* _ITEMS_

◇ ◇ ◇ ◇

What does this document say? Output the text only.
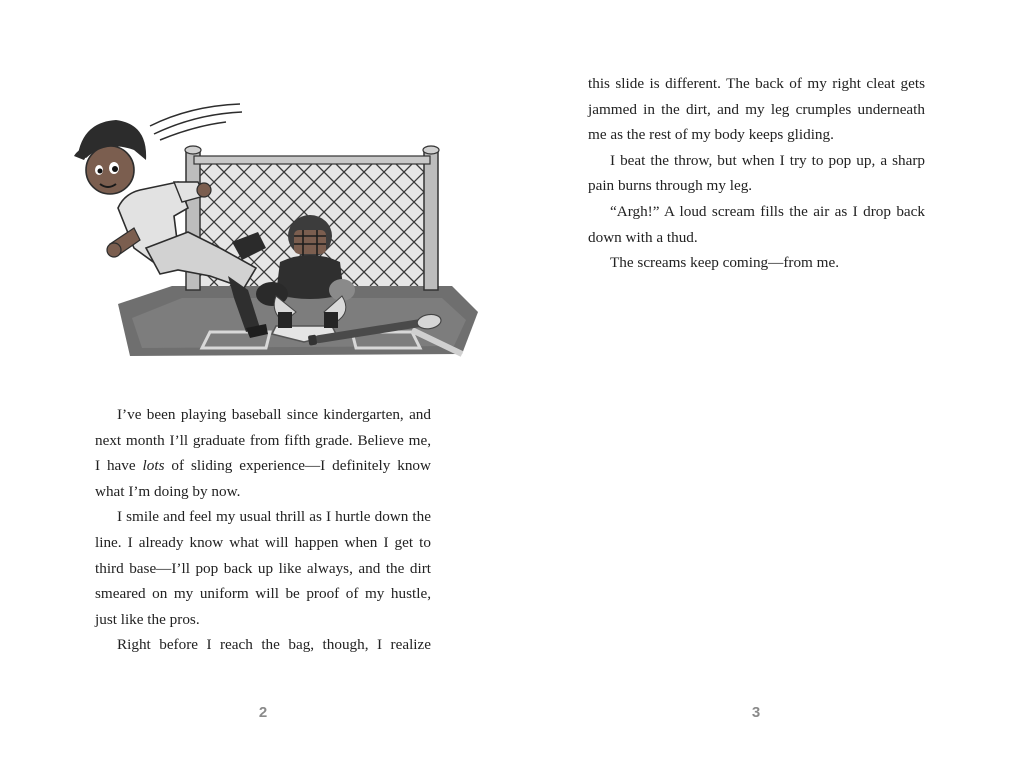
I’ve been playing baseball since kindergarten, and next month I’ll graduate from fifth grade. Believe me, I have lots of sliding experience—I definitely know what I’m doing by now.

I smile and feel my usual thrill as I hurtle down the line. I already know what will happen when I get to third base—I’ll pop back up like always, and the dirt smeared on my uniform will be proof of my hustle, just like the pros.

Right before I reach the bag, though, I realize

2

this slide is different. The back of my right cleat gets jammed in the dirt, and my leg crumples underneath me as the rest of my body keeps gliding.

I beat the throw, but when I try to pop up, a sharp pain burns through my leg.

“Argh!” A loud scream fills the air as I drop back down with a thud.

The screams keep coming—from me.

3
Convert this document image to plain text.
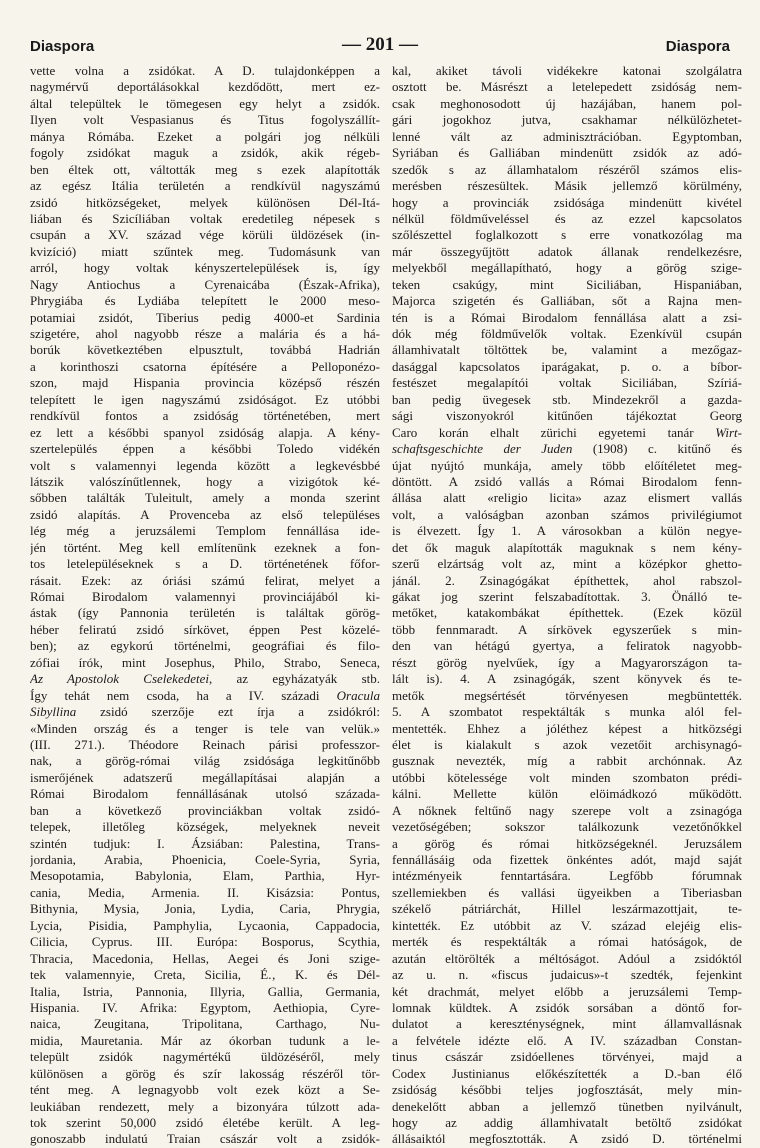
Diaspora	— 201 —	Diaspora
vette volna a zsidókat. A D. tulajdonképpen a
nagymérvű deportálásokkal kezdődött, mert ez-
által települtek le tömegesen egy helyt a zsidók.
Ilyen volt Vespasianus és Titus fogolyszállít-
mánya Rómába. Ezeket a polgári jog nélküli
fogoly zsidókat maguk a zsidók, akik régeb-
ben éltek ott, váltották meg s ezek alapították
az egész Itália területén a rendkívül nagyszámú
zsidó hitközségeket, melyek különösen Dél-Itá-
liában és Szicíliában voltak eredetileg népesek s
csupán a XV. század vége körüli üldözések (in-
kvizíció) miatt szűntek meg. Tudomásunk van
arról, hogy voltak kényszertelepülések is, így
Nagy Antiochus a Cyrenaicába (Észak-Afrika),
Phrygiába és Lydiába telepített le 2000 meso-
potamiai zsidót, Tiberius pedig 4000-et Sardinia
szigetére, ahol nagyobb része a malária és a há-
borúk következtében elpusztult, továbbá Hadrián
a korinthoszi csatorna építésére a Pelloponézo-
szon, majd Hispania provincia középső részén
telepített le igen nagyszámú zsidóságot. Ez utóbbi
rendkívül fontos a zsidóság történetében, mert
ez lett a későbbi spanyol zsidóság alapja. A kény-
szertelepülés éppen a későbbi Toledo vidékén
volt s valamennyi legenda között a legkevésbbé
látszik valószínűtlennek, hogy a vizigótok ké-
sőbben találták Tuleitult, amely a monda szerint
zsidó alapítás. A Provenceba az első településes
lég még a jeruzsálemi Templom fennállása ide-
jén történt. Meg kell említenünk ezeknek a fon-
tos letelepüléseknek s a D. történetének főfor-
rásait. Ezek: az óriási számú felirat, melyet a
Római Birodalom valamennyi provinciájából ki-
ástak (így Pannonia területén is találtak görög-
héber feliratú zsidó sírkövet, éppen Pest közelé-
ben); az egykorú történelmi, geográfiai és filo-
zófiai írók, mint Josephus, Philo, Strabo, Seneca,
Az Apostolok Cselekedetei, az egyházatyák stb.
Így tehát nem csoda, ha a IV. századi Oracula
Sibyllina zsidó szerzője ezt írja a zsidókról:
«Minden ország és a tenger is tele van velük.»
(III. 271.). Théodore Reinach párisi professzor-
nak, a görög-római világ zsidósága legkitűnőbb
ismerőjének adatszerű megállapításai alapján a
Római Birodalom fennállásának utolsó százada-
ban a következő provinciákban voltak zsidó-
telepek, illetőleg községek, melyeknek neveit
szintén tudjuk: I. Ázsiában: Palestina, Trans-
jordania, Arabia, Phoenicia, Coele-Syria, Syria,
Mesopotamia, Babylonia, Elam, Parthia, Hyr-
cania, Media, Armenia. II. Kisázsia: Pontus,
Bithynia, Mysia, Jonia, Lydia, Caria, Phrygia,
Lycia, Pisidia, Pamphylia, Lycaonia, Cappadocia,
Cilicia, Cyprus. III. Európa: Bosporus, Scythia,
Thracia, Macedonia, Hellas, Aegei és Joni szige-
tek valamennyie, Creta, Sicilia, É.‚ K. és Dél-
Italia, Istria, Pannonia, Illyria, Gallia, Germania,
Hispania. IV. Afrika: Egyptom, Aethiopia, Cyre-
naica, Zeugitana, Tripolitana, Carthago, Nu-
midia, Mauretania. Már az ókorban tudunk a le-
települt zsidók nagymértékű üldözéséről, mely
különösen a görög és szír lakosság részéről tör-
tént meg. A legnagyobb volt ezek közt a Se-
leukiában rendezett, mely a bizonyára túlzott ada-
tok szerint 50,000 zsidó életébe került. A leg-
gonoszabb indulatú Traian császár volt a zsidók-
kal, akiket távoli vidékekre katonai szolgálatra
osztott be. Másrészt a letelepedett zsidóság nem-
csak meghonosodott új hazájában, hanem pol-
gári jogokhoz jutva, csakhamar nélkülözhetet-
lenné vált az adminisztrációban. Egyptomban,
Syriában és Galliában mindenütt zsidók az adó-
szedők s az államhatalom részéről számos elis-
merésben részesültek. Másik jellemző körülmény,
hogy a provinciák zsidósága mindenütt kivétel
nélkül földműveléssel és az ezzel kapcsolatos
szőlészettel foglalkozott s erre vonatkozólag ma
már összegyűjtött adatok állanak rendelkezésre,
melyekből megállapítható, hogy a görög szige-
teken csakúgy, mint Siciliában, Hispaniában,
Majorca szigetén és Galliában, sőt a Rajna men-
tén is a Római Birodalom fennállása alatt a zsi-
dók még földművelők voltak. Ezenkívül csupán
államhivatalt töltöttek be, valamint a mezőgaz-
dasággal kapcsolatos iparágakat, p. o. a bíbor-
festészet megalapítói voltak Siciliában, Szíriá-
ban pedig üvegesek stb. Mindezekről a gazda-
sági viszonyokról kitűnően tájékoztat Georg
Caro korán elhalt zürichi egyetemi tanár Wirt-
schaftsgeschichte der Juden (1908) c. kitűnő és
újat nyújtó munkája, amely több előítéletet meg-
döntött. A zsidó vallás a Római Birodalom fenn-
állása alatt «religio licita» azaz elismert vallás
volt, a valóságban azonban számos privilégiumot
is élvezett. Így 1. A városokban a külön negye-
det ők maguk alapították maguknak s nem kény-
szerű elzártság volt az, mint a középkor ghetto-
jánál. 2. Zsinagógákat építhettek, ahol rabszol-
gákat jog szerint felszabadítottak. 3. Önálló te-
metőket, katakombákat építhettek. (Ezek közül
több fennmaradt. A sírkövek egyszerűek s min-
den van hétágú gyertya, a feliratok nagyobb-
részt görög nyelvűek, így a Magyarországon ta-
lált is). 4. A zsinagógák, szent könyvek és te-
metők megsértését törvényesen megbüntették.
5. A szombatot respektálták s munka alól fel-
mentették. Ehhez a jóléthez képest a hitközségi
élet is kialakult s azok vezetőit archisynagó-
gusznak nevezték, míg a rabbit archónnak. Az
utóbbi kötelessége volt minden szombaton prédi-
kálni. Mellette külön elöimádkozó működött.
A nőknek feltűnő nagy szerepe volt a zsinagóga
vezetőségében; sokszor találkozunk vezetőnőkkel
a görög és római hitközségeknél. Jeruzsálem
fennállásáig oda fizettek önkéntes adót, majd saját
intézményeik fenntartására. Legfőbb fórumnak
szellemiekben és vallási ügyeikben a Tiberiasban
székelő pátriárchát, Hillel leszármazottjait, te-
kintették. Ez utóbbit az V. század elejéig elis-
merték és respektálták a római hatóságok, de
azután eltörölték a méltóságot. Adóul a zsidóktól
az u. n. «fiscus judaicus»-t szedték, fejenkint
két drachmát, melyet előbb a jeruzsálemi Temp-
lomnak küldtek. A zsidók sorsában a döntő for-
dulatot a kereszténységnek, mint államvallásnak
a felvétele idézte elő. A IV. században Constan-
tinus császár zsidóellenes törvényei, majd a
Codex Justinianus előkészítették a D.-ban élő
zsidóság későbbi teljes jogfosztását, mely min-
denekelőtt abban a jellemző tünetben nyilvánult,
hogy az addig államhivatalt betöltő zsidókat
állásaiktól megfosztották. A zsidó D. történelmi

◇ ◇ ◇ ◇

* _WORK INSTRUCTIONS_
Find every line holding the word "számos"; give their count and nothing else.

* _EXPECTED ANSWER_
2